» **YOUR TASK**
Print all the records exactly, please.

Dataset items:
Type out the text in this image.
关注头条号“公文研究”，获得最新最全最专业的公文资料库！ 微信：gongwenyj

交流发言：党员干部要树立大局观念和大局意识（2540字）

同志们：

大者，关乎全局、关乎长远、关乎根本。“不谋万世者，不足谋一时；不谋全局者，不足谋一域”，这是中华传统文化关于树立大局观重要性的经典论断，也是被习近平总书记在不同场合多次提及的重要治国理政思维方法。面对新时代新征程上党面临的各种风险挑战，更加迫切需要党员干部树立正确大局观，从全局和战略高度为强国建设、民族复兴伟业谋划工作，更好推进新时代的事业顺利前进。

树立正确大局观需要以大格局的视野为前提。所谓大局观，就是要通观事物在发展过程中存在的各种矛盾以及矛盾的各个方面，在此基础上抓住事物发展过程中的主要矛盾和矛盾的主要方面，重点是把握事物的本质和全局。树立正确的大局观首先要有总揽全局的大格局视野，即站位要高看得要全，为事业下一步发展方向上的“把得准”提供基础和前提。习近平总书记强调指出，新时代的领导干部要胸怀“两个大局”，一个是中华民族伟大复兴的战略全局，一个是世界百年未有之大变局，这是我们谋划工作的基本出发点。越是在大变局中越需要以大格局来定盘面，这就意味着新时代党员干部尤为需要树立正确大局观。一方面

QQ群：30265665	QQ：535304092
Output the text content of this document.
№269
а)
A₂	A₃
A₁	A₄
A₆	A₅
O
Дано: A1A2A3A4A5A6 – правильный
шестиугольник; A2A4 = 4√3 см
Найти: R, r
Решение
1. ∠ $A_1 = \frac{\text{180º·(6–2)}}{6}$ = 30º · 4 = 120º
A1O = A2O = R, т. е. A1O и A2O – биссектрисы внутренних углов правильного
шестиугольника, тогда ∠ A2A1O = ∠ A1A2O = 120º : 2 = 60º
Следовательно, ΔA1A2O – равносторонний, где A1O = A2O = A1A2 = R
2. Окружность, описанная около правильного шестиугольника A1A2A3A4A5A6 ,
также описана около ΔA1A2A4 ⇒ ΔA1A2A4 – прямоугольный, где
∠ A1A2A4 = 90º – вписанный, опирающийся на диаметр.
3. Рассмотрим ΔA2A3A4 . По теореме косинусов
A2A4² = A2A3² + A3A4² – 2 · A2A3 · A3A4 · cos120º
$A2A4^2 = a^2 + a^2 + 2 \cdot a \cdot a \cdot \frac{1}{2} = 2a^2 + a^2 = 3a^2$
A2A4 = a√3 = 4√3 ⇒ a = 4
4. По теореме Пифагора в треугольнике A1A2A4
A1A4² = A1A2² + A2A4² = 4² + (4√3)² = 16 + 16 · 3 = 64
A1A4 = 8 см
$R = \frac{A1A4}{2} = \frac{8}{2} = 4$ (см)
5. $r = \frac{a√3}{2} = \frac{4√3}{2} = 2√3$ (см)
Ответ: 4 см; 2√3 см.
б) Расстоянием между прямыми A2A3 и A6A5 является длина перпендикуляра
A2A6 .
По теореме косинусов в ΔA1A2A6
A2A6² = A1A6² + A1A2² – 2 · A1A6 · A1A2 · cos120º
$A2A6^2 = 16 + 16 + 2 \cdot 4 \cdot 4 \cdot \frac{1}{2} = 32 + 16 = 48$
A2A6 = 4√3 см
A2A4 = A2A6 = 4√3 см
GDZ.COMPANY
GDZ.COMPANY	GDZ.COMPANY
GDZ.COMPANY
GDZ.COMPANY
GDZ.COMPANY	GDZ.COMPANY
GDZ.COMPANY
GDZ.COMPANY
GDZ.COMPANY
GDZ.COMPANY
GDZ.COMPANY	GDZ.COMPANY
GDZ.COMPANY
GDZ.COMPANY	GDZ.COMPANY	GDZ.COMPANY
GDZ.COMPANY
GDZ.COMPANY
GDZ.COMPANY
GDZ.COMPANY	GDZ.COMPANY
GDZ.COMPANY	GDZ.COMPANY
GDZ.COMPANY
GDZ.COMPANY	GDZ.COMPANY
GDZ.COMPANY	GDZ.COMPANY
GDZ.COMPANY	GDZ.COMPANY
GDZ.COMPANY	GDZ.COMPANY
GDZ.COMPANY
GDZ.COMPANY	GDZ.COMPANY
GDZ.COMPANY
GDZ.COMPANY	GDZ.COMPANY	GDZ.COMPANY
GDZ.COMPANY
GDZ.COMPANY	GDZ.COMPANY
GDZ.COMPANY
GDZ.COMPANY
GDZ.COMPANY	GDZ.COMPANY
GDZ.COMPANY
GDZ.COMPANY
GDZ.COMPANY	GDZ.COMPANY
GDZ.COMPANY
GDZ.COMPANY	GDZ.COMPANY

» **RESULT FOR THIS TASK**
Type out the text in this image.
关注头条号“公文研究”，获得最新最全最专业的公文资料库！ 微信：gongwenyj

交流发言：党员干部要树立大局观念和大局意识（2540字）

同志们：

大者，关乎全局、关乎长远、关乎根本。“不谋万世者，不足谋一时；不谋全局者，不足谋一域”，这是中华传统文化关于树立大局观重要性的经典论断，也是被习近平总书记在不同场合多次提及的重要治国理政思维方法。面对新时代新征程上党面临的各种风险挑战，更加迫切需要党员干部树立正确大局观，从全局和战略高度为强国建设、民族复兴伟业谋划工作，更好推进新时代的事业顺利前进。

树立正确大局观需要以大格局的视野为前提。所谓大局观，就是要通观事物在发展过程中存在的各种矛盾以及矛盾的各个方面，在此基础上抓住事物发展过程中的主要矛盾和矛盾的主要方面，重点是把握事物的本质和全局。树立正确的大局观首先要有总揽全局的大格局视野，即站位要高看得要全，为事业下一步发展方向上的“把得准”提供基础和前提。习近平总书记强调指出，新时代的领导干部要胸怀“两个大局”，一个是中华民族伟大复兴的战略全局，一个是世界百年未有之大变局，这是我们谋划工作的基本出发点。越是在大变局中越需要以大格局来定盘面，这就意味着新时代党员干部尤为需要树立正确大局观。一方面

QQ群：30265665	QQ：535304092
Output the text content of this document.
№269
а)
A₂	A₃
A₁	A₄
A₆	A₅
O
Дано: A1A2A3A4A5A6 – правильный
шестиугольник; A2A4 = 4√3 см
Найти: R, r
Решение
1. ∠ $A_1 = \frac{\text{180º·(6–2)}}{6}$ = 30º · 4 = 120º
A1O = A2O = R, т. е. A1O и A2O – биссектрисы внутренних углов правильного
шестиугольника, тогда ∠ A2A1O = ∠ A1A2O = 120º : 2 = 60º
Следовательно, ΔA1A2O – равносторонний, где A1O = A2O = A1A2 = R
2. Окружность, описанная около правильного шестиугольника A1A2A3A4A5A6 ,
также описана около ΔA1A2A4 ⇒ ΔA1A2A4 – прямоугольный, где
∠ A1A2A4 = 90º – вписанный, опирающийся на диаметр.
3. Рассмотрим ΔA2A3A4 . По теореме косинусов
A2A4² = A2A3² + A3A4² – 2 · A2A3 · A3A4 · cos120º
$A2A4^2 = a^2 + a^2 + 2 \cdot a \cdot a \cdot \frac{1}{2} = 2a^2 + a^2 = 3a^2$
A2A4 = a√3 = 4√3 ⇒ a = 4
4. По теореме Пифагора в треугольнике A1A2A4
A1A4² = A1A2² + A2A4² = 4² + (4√3)² = 16 + 16 · 3 = 64
A1A4 = 8 см
$R = \frac{A1A4}{2} = \frac{8}{2} = 4$ (см)
5. $r = \frac{a√3}{2} = \frac{4√3}{2} = 2√3$ (см)
Ответ: 4 см; 2√3 см.
б) Расстоянием между прямыми A2A3 и A6A5 является длина перпендикуляра
A2A6 .
По теореме косинусов в ΔA1A2A6
A2A6² = A1A6² + A1A2² – 2 · A1A6 · A1A2 · cos120º
$A2A6^2 = 16 + 16 + 2 \cdot 4 \cdot 4 \cdot \frac{1}{2} = 32 + 16 = 48$
A2A6 = 4√3 см
A2A4 = A2A6 = 4√3 см
GDZ.COMPANY
GDZ.COMPANY	GDZ.COMPANY
GDZ.COMPANY
GDZ.COMPANY
GDZ.COMPANY	GDZ.COMPANY
GDZ.COMPANY
GDZ.COMPANY
GDZ.COMPANY
GDZ.COMPANY
GDZ.COMPANY	GDZ.COMPANY
GDZ.COMPANY
GDZ.COMPANY	GDZ.COMPANY	GDZ.COMPANY
GDZ.COMPANY
GDZ.COMPANY
GDZ.COMPANY
GDZ.COMPANY	GDZ.COMPANY
GDZ.COMPANY	GDZ.COMPANY
GDZ.COMPANY
GDZ.COMPANY	GDZ.COMPANY
GDZ.COMPANY	GDZ.COMPANY
GDZ.COMPANY	GDZ.COMPANY
GDZ.COMPANY	GDZ.COMPANY
GDZ.COMPANY
GDZ.COMPANY	GDZ.COMPANY
GDZ.COMPANY
GDZ.COMPANY	GDZ.COMPANY	GDZ.COMPANY
GDZ.COMPANY
GDZ.COMPANY	GDZ.COMPANY
GDZ.COMPANY
GDZ.COMPANY
GDZ.COMPANY	GDZ.COMPANY
GDZ.COMPANY
GDZ.COMPANY
GDZ.COMPANY	GDZ.COMPANY
GDZ.COMPANY
GDZ.COMPANY	GDZ.COMPANY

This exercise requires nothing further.